DIRECTION -
Repeat, without any change, the entries presented below.

* Begin EXERCISE INPUT *

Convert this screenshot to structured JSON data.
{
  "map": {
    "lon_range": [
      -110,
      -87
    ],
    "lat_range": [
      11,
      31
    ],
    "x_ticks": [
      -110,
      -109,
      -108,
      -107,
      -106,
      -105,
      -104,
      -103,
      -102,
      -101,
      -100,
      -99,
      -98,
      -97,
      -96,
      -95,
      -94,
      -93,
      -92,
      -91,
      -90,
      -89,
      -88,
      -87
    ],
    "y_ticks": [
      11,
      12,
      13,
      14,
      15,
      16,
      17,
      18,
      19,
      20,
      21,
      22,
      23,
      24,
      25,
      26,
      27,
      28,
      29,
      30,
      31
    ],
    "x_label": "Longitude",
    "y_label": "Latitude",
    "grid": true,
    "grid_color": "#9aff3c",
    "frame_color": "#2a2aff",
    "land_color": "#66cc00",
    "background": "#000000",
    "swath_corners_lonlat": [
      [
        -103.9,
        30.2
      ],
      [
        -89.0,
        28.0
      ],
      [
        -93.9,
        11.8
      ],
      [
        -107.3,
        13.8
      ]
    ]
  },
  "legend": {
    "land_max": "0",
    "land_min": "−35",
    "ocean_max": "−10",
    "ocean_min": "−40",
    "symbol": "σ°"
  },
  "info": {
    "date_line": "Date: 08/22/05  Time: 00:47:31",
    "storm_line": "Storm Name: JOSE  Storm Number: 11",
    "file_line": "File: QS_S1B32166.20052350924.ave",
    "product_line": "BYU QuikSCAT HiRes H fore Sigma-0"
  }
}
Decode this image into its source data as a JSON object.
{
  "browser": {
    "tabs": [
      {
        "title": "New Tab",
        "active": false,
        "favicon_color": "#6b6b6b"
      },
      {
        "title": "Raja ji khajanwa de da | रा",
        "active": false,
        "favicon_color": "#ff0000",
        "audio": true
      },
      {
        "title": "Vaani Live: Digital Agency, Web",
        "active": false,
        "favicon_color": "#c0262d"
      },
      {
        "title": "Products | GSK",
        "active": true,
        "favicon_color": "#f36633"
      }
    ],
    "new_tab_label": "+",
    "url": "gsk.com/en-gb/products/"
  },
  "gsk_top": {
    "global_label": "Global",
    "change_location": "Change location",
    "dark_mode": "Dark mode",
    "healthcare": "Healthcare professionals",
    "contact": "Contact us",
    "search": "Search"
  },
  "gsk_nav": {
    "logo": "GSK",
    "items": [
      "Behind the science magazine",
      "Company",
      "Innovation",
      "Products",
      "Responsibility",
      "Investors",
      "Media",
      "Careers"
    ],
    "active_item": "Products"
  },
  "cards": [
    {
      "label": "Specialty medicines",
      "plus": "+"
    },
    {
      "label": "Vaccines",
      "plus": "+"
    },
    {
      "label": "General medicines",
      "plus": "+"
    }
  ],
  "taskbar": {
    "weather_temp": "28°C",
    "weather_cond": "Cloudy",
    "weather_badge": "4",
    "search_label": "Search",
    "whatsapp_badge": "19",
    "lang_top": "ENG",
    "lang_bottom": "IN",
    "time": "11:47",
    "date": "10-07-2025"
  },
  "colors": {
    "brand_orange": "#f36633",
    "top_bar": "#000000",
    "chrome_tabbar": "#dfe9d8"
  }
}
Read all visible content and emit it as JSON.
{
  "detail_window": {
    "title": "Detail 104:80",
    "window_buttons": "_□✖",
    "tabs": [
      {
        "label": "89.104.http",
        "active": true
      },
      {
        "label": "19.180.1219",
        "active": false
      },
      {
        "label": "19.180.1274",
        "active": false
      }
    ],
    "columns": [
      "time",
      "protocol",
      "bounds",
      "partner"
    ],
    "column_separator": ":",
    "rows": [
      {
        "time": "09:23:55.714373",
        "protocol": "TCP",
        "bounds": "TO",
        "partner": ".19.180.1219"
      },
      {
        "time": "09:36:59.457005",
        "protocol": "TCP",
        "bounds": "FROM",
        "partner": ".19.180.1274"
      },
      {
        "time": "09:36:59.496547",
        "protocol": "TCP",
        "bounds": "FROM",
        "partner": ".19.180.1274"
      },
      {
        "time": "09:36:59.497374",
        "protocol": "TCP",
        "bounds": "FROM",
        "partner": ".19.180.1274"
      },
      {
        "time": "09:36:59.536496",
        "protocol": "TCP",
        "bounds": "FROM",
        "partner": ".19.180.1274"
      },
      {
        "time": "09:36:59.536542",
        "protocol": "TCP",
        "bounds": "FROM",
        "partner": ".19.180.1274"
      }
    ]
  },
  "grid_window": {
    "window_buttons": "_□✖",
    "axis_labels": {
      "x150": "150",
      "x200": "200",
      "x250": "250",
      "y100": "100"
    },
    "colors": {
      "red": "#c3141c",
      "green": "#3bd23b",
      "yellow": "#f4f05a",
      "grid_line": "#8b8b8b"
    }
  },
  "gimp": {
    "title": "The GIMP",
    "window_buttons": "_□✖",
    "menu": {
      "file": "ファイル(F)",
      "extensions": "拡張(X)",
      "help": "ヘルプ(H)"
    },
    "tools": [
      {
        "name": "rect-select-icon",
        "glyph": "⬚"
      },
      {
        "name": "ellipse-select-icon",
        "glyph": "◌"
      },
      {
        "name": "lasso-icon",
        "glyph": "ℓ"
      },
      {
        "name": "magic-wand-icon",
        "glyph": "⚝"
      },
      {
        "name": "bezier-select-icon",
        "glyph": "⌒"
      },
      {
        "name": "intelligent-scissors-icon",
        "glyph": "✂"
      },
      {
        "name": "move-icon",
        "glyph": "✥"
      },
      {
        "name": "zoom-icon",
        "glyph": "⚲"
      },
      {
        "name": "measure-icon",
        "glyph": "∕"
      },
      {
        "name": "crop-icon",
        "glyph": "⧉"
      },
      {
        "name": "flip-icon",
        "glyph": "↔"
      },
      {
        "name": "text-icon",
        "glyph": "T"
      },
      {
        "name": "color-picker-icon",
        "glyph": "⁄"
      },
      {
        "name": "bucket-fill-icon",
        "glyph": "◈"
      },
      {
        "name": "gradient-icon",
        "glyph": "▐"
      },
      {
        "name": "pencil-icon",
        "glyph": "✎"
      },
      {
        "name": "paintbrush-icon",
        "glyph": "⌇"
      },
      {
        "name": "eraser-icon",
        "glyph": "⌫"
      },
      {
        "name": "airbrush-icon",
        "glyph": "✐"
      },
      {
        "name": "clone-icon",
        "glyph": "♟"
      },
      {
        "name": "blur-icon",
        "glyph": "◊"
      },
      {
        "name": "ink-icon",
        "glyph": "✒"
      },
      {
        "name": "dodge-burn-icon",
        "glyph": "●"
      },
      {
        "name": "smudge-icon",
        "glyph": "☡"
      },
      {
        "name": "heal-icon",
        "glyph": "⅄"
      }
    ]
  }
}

* End EXERCISE INPUT *

COMPLETE OUTPUT -
Convert this screenshot to structured JSON data.
{
  "map": {
    "lon_range": [
      -110,
      -87
    ],
    "lat_range": [
      11,
      31
    ],
    "x_ticks": [
      -110,
      -109,
      -108,
      -107,
      -106,
      -105,
      -104,
      -103,
      -102,
      -101,
      -100,
      -99,
      -98,
      -97,
      -96,
      -95,
      -94,
      -93,
      -92,
      -91,
      -90,
      -89,
      -88,
      -87
    ],
    "y_ticks": [
      11,
      12,
      13,
      14,
      15,
      16,
      17,
      18,
      19,
      20,
      21,
      22,
      23,
      24,
      25,
      26,
      27,
      28,
      29,
      30,
      31
    ],
    "x_label": "Longitude",
    "y_label": "Latitude",
    "grid": true,
    "grid_color": "#9aff3c",
    "frame_color": "#2a2aff",
    "land_color": "#66cc00",
    "background": "#000000",
    "swath_corners_lonlat": [
      [
        -103.9,
        30.2
      ],
      [
        -89.0,
        28.0
      ],
      [
        -93.9,
        11.8
      ],
      [
        -107.3,
        13.8
      ]
    ]
  },
  "legend": {
    "land_max": "0",
    "land_min": "−35",
    "ocean_max": "−10",
    "ocean_min": "−40",
    "symbol": "σ°"
  },
  "info": {
    "date_line": "Date: 08/22/05  Time: 00:47:31",
    "storm_line": "Storm Name: JOSE  Storm Number: 11",
    "file_line": "File: QS_S1B32166.20052350924.ave",
    "product_line": "BYU QuikSCAT HiRes H fore Sigma-0"
  }
}
Decode this image into its source data as a JSON object.
{
  "browser": {
    "tabs": [
      {
        "title": "New Tab",
        "active": false,
        "favicon_color": "#6b6b6b"
      },
      {
        "title": "Raja ji khajanwa de da | रा",
        "active": false,
        "favicon_color": "#ff0000",
        "audio": true
      },
      {
        "title": "Vaani Live: Digital Agency, Web",
        "active": false,
        "favicon_color": "#c0262d"
      },
      {
        "title": "Products | GSK",
        "active": true,
        "favicon_color": "#f36633"
      }
    ],
    "new_tab_label": "+",
    "url": "gsk.com/en-gb/products/"
  },
  "gsk_top": {
    "global_label": "Global",
    "change_location": "Change location",
    "dark_mode": "Dark mode",
    "healthcare": "Healthcare professionals",
    "contact": "Contact us",
    "search": "Search"
  },
  "gsk_nav": {
    "logo": "GSK",
    "items": [
      "Behind the science magazine",
      "Company",
      "Innovation",
      "Products",
      "Responsibility",
      "Investors",
      "Media",
      "Careers"
    ],
    "active_item": "Products"
  },
  "cards": [
    {
      "label": "Specialty medicines",
      "plus": "+"
    },
    {
      "label": "Vaccines",
      "plus": "+"
    },
    {
      "label": "General medicines",
      "plus": "+"
    }
  ],
  "taskbar": {
    "weather_temp": "28°C",
    "weather_cond": "Cloudy",
    "weather_badge": "4",
    "search_label": "Search",
    "whatsapp_badge": "19",
    "lang_top": "ENG",
    "lang_bottom": "IN",
    "time": "11:47",
    "date": "10-07-2025"
  },
  "colors": {
    "brand_orange": "#f36633",
    "top_bar": "#000000",
    "chrome_tabbar": "#dfe9d8"
  }
}
Read all visible content and emit it as JSON.
{
  "detail_window": {
    "title": "Detail 104:80",
    "window_buttons": "_□✖",
    "tabs": [
      {
        "label": "89.104.http",
        "active": true
      },
      {
        "label": "19.180.1219",
        "active": false
      },
      {
        "label": "19.180.1274",
        "active": false
      }
    ],
    "columns": [
      "time",
      "protocol",
      "bounds",
      "partner"
    ],
    "column_separator": ":",
    "rows": [
      {
        "time": "09:23:55.714373",
        "protocol": "TCP",
        "bounds": "TO",
        "partner": ".19.180.1219"
      },
      {
        "time": "09:36:59.457005",
        "protocol": "TCP",
        "bounds": "FROM",
        "partner": ".19.180.1274"
      },
      {
        "time": "09:36:59.496547",
        "protocol": "TCP",
        "bounds": "FROM",
        "partner": ".19.180.1274"
      },
      {
        "time": "09:36:59.497374",
        "protocol": "TCP",
        "bounds": "FROM",
        "partner": ".19.180.1274"
      },
      {
        "time": "09:36:59.536496",
        "protocol": "TCP",
        "bounds": "FROM",
        "partner": ".19.180.1274"
      },
      {
        "time": "09:36:59.536542",
        "protocol": "TCP",
        "bounds": "FROM",
        "partner": ".19.180.1274"
      }
    ]
  },
  "grid_window": {
    "window_buttons": "_□✖",
    "axis_labels": {
      "x150": "150",
      "x200": "200",
      "x250": "250",
      "y100": "100"
    },
    "colors": {
      "red": "#c3141c",
      "green": "#3bd23b",
      "yellow": "#f4f05a",
      "grid_line": "#8b8b8b"
    }
  },
  "gimp": {
    "title": "The GIMP",
    "window_buttons": "_□✖",
    "menu": {
      "file": "ファイル(F)",
      "extensions": "拡張(X)",
      "help": "ヘルプ(H)"
    },
    "tools": [
      {
        "name": "rect-select-icon",
        "glyph": "⬚"
      },
      {
        "name": "ellipse-select-icon",
        "glyph": "◌"
      },
      {
        "name": "lasso-icon",
        "glyph": "ℓ"
      },
      {
        "name": "magic-wand-icon",
        "glyph": "⚝"
      },
      {
        "name": "bezier-select-icon",
        "glyph": "⌒"
      },
      {
        "name": "intelligent-scissors-icon",
        "glyph": "✂"
      },
      {
        "name": "move-icon",
        "glyph": "✥"
      },
      {
        "name": "zoom-icon",
        "glyph": "⚲"
      },
      {
        "name": "measure-icon",
        "glyph": "∕"
      },
      {
        "name": "crop-icon",
        "glyph": "⧉"
      },
      {
        "name": "flip-icon",
        "glyph": "↔"
      },
      {
        "name": "text-icon",
        "glyph": "T"
      },
      {
        "name": "color-picker-icon",
        "glyph": "⁄"
      },
      {
        "name": "bucket-fill-icon",
        "glyph": "◈"
      },
      {
        "name": "gradient-icon",
        "glyph": "▐"
      },
      {
        "name": "pencil-icon",
        "glyph": "✎"
      },
      {
        "name": "paintbrush-icon",
        "glyph": "⌇"
      },
      {
        "name": "eraser-icon",
        "glyph": "⌫"
      },
      {
        "name": "airbrush-icon",
        "glyph": "✐"
      },
      {
        "name": "clone-icon",
        "glyph": "♟"
      },
      {
        "name": "blur-icon",
        "glyph": "◊"
      },
      {
        "name": "ink-icon",
        "glyph": "✒"
      },
      {
        "name": "dodge-burn-icon",
        "glyph": "●"
      },
      {
        "name": "smudge-icon",
        "glyph": "☡"
      },
      {
        "name": "heal-icon",
        "glyph": "⅄"
      }
    ]
  }
}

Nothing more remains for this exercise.